**Task description:**
In the data below, locate each line with the word "niet" and list it.

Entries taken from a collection
++++++
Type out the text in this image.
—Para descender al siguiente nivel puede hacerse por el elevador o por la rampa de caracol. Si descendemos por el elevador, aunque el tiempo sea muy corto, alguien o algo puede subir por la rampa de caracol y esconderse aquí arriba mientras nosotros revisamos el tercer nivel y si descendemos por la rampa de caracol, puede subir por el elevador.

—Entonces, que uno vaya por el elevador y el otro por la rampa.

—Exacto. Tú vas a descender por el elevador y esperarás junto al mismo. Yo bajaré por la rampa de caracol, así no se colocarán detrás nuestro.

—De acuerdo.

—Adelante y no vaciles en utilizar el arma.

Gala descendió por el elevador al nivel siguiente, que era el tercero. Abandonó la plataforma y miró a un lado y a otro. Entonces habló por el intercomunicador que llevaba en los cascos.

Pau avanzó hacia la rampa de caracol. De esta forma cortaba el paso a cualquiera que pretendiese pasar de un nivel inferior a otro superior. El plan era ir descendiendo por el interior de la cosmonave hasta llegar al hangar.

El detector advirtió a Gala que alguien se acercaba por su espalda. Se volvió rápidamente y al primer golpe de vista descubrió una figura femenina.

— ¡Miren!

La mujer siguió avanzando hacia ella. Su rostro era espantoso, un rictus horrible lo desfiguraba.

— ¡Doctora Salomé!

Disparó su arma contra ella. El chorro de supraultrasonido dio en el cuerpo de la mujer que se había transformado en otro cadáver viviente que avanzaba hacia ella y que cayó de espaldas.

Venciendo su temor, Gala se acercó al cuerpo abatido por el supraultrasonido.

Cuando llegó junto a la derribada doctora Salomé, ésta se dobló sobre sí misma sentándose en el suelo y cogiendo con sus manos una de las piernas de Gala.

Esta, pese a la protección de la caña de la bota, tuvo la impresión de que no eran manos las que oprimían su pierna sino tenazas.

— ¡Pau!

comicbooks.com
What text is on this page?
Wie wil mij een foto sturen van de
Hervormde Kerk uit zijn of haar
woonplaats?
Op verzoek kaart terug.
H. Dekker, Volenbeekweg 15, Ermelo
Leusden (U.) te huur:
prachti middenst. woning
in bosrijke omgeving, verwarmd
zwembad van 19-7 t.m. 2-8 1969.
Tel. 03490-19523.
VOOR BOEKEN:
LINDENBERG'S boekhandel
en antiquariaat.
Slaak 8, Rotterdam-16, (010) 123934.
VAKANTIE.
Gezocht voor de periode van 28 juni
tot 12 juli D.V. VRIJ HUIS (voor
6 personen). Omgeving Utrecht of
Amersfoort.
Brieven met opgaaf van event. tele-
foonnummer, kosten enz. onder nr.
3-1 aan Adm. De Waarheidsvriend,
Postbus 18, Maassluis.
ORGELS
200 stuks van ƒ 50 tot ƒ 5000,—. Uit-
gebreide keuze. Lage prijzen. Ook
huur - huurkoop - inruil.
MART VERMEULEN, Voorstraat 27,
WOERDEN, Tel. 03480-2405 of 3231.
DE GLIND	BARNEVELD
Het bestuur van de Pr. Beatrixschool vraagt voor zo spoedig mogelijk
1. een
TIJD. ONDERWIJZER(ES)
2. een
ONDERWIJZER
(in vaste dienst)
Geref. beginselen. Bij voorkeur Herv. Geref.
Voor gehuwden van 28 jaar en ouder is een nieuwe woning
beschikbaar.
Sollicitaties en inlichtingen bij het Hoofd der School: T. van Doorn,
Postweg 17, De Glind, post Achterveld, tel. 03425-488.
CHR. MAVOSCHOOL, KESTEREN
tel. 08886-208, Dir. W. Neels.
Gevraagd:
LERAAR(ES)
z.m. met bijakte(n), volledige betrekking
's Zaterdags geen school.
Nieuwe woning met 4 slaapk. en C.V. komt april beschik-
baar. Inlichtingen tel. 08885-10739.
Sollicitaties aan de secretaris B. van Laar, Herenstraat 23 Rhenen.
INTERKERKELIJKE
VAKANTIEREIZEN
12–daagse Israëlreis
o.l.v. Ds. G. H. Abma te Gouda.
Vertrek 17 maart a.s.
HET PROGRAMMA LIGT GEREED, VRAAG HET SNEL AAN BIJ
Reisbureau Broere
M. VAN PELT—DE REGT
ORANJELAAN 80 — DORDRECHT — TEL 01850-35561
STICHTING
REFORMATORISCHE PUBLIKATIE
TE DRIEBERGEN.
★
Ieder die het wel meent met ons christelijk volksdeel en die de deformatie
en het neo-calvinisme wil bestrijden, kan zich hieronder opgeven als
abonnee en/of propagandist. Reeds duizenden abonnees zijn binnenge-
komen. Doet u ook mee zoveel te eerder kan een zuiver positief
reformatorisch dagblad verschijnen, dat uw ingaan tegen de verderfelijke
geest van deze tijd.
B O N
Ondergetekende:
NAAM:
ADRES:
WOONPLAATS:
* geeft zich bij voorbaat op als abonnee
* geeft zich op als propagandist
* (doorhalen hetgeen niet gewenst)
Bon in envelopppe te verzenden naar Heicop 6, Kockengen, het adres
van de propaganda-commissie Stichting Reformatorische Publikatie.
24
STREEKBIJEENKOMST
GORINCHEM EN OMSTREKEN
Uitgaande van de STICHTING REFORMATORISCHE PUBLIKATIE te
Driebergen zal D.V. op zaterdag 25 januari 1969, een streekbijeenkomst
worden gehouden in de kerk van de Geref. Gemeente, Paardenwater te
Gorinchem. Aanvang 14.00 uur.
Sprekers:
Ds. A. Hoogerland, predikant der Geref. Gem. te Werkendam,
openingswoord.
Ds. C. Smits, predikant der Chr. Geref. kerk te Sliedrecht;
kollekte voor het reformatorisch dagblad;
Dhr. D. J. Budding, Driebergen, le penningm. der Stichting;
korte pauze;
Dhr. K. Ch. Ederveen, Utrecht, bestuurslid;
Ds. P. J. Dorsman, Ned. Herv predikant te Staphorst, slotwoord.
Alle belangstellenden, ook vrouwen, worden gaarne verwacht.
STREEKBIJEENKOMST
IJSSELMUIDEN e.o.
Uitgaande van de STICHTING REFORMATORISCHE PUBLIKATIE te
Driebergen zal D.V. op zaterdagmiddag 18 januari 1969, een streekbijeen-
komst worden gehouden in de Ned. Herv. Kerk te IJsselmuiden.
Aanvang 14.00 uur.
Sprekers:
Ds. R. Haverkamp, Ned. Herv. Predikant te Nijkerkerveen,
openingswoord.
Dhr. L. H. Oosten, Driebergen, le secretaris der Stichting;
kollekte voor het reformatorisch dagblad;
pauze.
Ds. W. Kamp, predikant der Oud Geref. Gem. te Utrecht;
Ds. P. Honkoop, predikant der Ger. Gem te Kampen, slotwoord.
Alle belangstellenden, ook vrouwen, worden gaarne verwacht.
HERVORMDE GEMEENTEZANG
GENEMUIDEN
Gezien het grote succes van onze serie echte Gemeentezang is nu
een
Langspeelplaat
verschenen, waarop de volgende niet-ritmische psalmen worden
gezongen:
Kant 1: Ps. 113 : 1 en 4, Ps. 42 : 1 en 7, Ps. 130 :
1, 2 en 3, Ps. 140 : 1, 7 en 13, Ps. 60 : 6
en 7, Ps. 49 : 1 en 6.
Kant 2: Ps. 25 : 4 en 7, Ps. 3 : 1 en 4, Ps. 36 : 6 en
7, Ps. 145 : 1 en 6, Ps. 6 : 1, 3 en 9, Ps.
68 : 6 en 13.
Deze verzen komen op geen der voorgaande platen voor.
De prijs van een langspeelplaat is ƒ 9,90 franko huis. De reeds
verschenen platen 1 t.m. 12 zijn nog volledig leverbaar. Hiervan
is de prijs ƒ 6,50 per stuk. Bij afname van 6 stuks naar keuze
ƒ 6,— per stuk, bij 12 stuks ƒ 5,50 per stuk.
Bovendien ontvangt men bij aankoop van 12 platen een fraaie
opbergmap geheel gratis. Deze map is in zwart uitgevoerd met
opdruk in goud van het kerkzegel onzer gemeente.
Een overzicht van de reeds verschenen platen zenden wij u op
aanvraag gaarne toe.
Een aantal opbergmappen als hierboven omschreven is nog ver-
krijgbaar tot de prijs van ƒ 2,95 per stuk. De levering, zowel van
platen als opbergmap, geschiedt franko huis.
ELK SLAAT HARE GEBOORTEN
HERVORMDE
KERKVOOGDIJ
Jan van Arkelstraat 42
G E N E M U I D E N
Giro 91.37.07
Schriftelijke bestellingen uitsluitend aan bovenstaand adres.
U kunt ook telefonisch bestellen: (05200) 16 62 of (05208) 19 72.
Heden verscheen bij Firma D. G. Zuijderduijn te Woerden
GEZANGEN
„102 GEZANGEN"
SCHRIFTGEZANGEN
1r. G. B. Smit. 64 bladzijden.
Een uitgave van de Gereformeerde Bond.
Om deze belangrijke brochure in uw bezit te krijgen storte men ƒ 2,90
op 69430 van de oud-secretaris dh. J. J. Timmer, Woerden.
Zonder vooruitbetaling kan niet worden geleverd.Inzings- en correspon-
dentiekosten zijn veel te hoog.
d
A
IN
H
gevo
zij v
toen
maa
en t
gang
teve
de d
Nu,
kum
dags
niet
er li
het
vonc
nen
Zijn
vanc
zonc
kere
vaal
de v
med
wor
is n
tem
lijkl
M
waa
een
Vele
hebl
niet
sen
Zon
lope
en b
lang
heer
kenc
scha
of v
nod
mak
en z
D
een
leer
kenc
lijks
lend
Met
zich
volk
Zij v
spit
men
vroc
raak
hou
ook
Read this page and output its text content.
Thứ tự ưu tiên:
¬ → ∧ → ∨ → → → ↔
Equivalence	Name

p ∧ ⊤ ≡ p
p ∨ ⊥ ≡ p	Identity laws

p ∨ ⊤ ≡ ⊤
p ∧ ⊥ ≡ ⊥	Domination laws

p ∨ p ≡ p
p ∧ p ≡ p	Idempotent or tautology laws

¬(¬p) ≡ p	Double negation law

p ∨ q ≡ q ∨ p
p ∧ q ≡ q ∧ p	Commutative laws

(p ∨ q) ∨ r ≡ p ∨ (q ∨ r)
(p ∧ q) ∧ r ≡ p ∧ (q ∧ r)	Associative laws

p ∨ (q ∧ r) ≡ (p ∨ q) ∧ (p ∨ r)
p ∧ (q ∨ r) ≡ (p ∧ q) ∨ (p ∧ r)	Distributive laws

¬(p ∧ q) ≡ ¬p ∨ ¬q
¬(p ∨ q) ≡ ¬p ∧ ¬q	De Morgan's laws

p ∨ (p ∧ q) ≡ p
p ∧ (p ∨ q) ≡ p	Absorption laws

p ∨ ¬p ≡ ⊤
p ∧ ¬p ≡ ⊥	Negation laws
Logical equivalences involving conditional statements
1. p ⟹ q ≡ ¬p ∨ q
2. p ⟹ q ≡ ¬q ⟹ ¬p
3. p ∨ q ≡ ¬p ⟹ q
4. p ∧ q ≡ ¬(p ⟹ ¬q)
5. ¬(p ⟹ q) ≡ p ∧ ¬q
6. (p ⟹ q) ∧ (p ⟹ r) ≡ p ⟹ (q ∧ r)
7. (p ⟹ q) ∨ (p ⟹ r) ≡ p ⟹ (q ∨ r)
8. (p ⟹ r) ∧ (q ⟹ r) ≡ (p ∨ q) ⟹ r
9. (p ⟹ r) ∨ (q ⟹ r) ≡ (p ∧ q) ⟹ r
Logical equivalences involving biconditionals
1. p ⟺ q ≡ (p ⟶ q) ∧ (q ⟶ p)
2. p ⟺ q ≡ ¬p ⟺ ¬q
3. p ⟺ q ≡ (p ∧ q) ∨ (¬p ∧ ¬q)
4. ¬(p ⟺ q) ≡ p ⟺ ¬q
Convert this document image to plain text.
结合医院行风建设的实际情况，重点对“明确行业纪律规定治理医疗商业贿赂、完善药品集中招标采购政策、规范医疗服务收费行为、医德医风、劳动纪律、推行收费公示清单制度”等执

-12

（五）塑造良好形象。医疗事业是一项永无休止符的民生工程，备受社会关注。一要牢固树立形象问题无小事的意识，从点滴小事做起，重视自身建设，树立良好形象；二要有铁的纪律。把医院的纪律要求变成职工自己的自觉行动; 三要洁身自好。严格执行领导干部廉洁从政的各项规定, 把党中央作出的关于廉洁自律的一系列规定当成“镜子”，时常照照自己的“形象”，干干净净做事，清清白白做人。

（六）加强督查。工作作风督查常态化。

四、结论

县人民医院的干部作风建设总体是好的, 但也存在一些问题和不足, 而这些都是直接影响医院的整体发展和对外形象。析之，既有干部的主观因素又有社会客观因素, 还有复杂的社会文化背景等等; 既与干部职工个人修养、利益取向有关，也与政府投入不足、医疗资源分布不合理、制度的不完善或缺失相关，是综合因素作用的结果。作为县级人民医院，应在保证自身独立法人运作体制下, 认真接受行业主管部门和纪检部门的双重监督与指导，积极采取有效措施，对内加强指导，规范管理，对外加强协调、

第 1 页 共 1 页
++++++
**Final answer:**
* (doorhalen hetgeen niet gewenst)
verschenen, waarop de volgende niet-ritmische psalmen worden
Zonder vooruitbetaling kan niet worden geleverd.Inzings- en correspon-
niet
niet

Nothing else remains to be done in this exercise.